▸ DATA:
+-------+
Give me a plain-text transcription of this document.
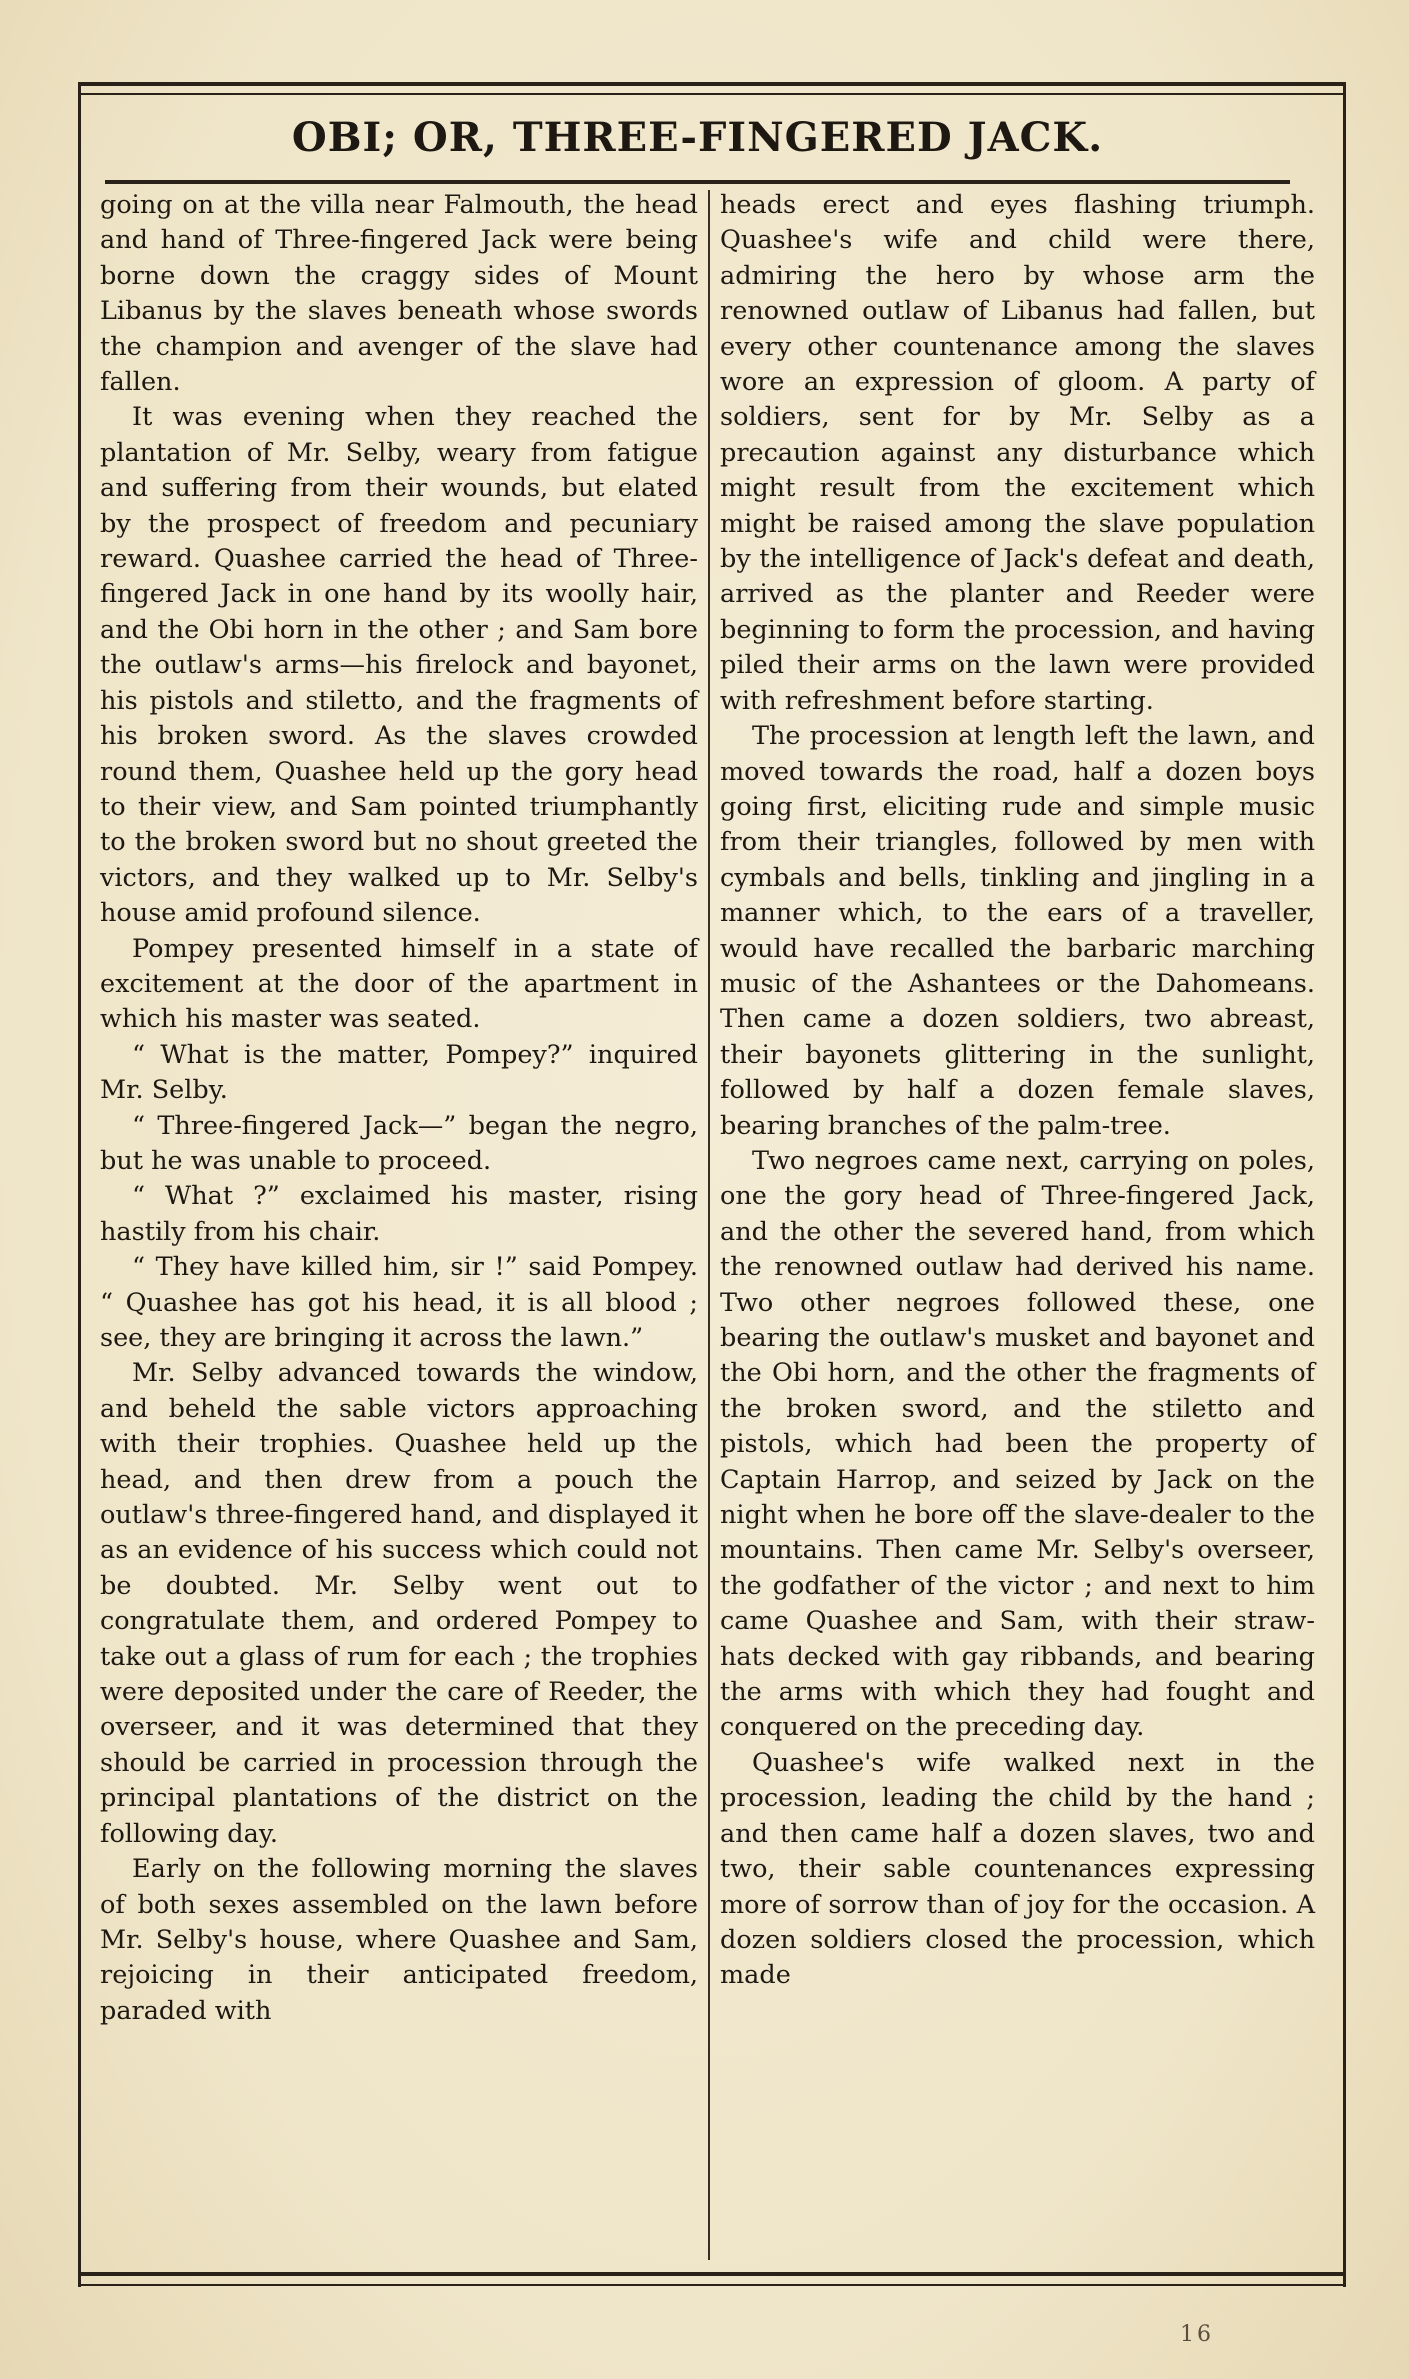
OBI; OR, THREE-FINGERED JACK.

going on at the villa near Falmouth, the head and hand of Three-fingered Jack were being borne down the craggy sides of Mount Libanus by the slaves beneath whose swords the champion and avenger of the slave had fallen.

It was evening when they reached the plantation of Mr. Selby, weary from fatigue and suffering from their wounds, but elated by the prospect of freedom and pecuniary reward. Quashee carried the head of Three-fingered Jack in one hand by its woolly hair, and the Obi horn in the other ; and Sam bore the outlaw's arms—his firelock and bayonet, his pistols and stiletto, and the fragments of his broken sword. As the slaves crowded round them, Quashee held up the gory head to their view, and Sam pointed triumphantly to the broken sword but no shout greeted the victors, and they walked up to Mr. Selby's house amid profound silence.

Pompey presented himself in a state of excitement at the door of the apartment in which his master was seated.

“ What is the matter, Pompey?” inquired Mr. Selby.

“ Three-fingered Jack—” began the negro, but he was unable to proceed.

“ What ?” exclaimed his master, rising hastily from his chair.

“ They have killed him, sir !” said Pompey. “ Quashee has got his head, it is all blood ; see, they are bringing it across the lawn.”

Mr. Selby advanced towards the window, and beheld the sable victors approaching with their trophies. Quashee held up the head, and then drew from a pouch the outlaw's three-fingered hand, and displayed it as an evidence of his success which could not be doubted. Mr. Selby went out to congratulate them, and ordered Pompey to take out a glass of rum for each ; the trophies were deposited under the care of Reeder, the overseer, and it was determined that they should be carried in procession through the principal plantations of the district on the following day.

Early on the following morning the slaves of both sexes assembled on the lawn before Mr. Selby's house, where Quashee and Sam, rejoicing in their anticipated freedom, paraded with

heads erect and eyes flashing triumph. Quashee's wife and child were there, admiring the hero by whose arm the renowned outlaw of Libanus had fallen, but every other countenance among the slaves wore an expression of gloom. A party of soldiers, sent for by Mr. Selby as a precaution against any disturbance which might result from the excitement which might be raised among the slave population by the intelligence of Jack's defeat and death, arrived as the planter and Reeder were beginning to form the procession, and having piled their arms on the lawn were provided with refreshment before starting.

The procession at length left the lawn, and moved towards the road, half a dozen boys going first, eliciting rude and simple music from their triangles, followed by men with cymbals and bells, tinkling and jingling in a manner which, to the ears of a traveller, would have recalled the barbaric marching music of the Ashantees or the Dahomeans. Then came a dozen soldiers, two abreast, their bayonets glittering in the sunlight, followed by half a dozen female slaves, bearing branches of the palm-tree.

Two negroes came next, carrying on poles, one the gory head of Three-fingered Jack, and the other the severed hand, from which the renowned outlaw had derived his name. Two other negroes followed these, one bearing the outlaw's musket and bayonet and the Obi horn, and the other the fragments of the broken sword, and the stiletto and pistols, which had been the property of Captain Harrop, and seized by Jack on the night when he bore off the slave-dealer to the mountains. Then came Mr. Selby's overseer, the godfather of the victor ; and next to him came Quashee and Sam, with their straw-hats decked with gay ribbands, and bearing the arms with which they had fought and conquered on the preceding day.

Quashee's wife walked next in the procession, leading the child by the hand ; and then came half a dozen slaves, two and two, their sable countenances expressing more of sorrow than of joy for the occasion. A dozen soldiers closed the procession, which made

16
+-------+
▸ TASK DESCRIPTION: Pull out every line above that holds the word "master".

▸ RESULT:
Pompey presented himself in a state of excitement at the door of the apartment in which his master was seated.
“ What ?” exclaimed his master, rising hastily from his chair.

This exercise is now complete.